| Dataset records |

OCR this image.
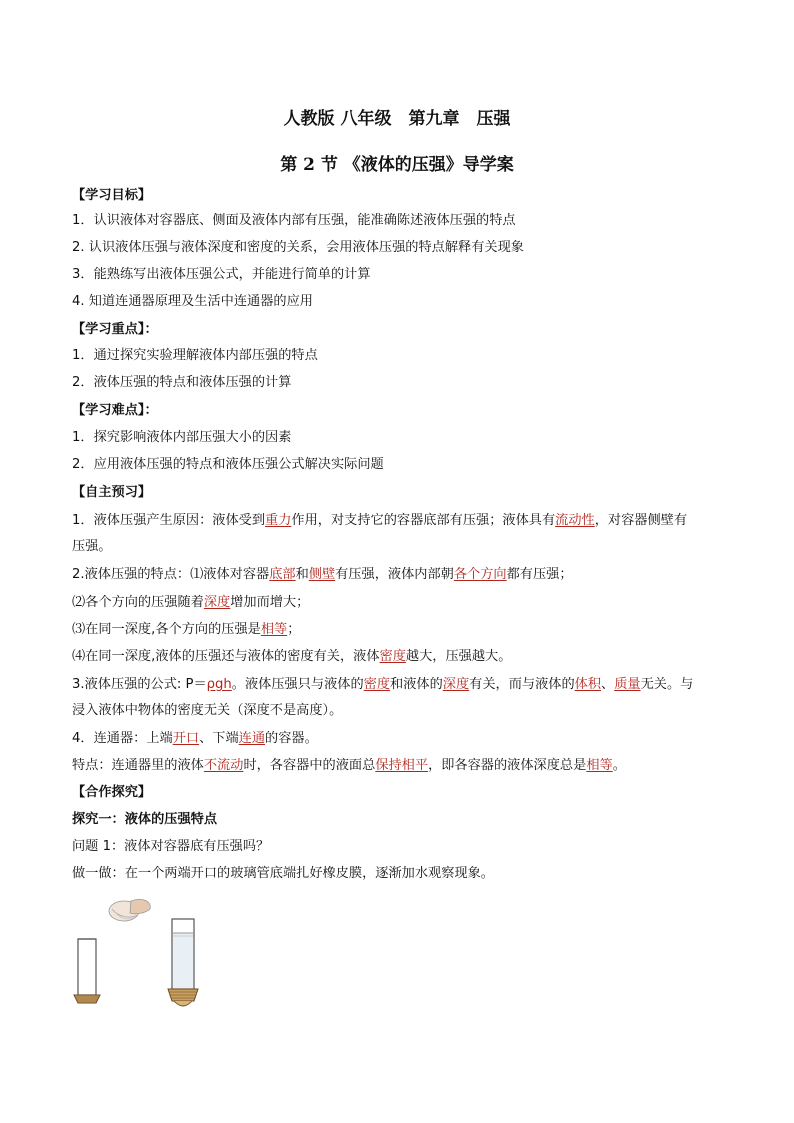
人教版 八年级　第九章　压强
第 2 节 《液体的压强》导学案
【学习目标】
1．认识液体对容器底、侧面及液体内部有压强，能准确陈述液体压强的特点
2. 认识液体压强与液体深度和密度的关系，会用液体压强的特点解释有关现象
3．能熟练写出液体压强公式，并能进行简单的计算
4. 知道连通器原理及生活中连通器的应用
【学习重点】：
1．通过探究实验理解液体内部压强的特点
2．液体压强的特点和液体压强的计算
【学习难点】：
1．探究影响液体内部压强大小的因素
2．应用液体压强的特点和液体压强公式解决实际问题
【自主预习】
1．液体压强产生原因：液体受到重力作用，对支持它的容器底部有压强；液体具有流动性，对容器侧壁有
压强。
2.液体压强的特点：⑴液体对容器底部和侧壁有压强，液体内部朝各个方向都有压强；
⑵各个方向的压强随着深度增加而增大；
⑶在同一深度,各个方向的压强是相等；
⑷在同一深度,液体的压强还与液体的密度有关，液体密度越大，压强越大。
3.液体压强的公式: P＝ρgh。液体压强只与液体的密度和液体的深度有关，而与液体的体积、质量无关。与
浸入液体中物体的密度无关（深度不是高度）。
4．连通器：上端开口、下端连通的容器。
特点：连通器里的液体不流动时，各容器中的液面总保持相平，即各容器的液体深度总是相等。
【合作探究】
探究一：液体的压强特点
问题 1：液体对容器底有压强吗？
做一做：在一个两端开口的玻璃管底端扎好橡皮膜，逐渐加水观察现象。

* * *

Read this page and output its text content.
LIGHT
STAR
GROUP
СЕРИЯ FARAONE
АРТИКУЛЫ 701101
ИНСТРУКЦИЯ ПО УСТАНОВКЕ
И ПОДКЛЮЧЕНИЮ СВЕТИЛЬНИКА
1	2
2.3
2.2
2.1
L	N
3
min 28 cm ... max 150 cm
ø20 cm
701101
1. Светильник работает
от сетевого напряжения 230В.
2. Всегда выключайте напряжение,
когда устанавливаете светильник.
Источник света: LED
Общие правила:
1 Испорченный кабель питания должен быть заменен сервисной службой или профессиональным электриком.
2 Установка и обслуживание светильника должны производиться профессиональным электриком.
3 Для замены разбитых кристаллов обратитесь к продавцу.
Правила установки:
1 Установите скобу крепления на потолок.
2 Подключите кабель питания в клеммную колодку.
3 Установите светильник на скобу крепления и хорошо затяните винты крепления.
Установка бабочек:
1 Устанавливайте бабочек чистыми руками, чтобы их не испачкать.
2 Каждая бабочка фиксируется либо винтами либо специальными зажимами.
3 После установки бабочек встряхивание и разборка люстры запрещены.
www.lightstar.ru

| Work to complete |
List all lines where "this" occurs.

| Response below |
OCR this image.
Read this page and output its text content.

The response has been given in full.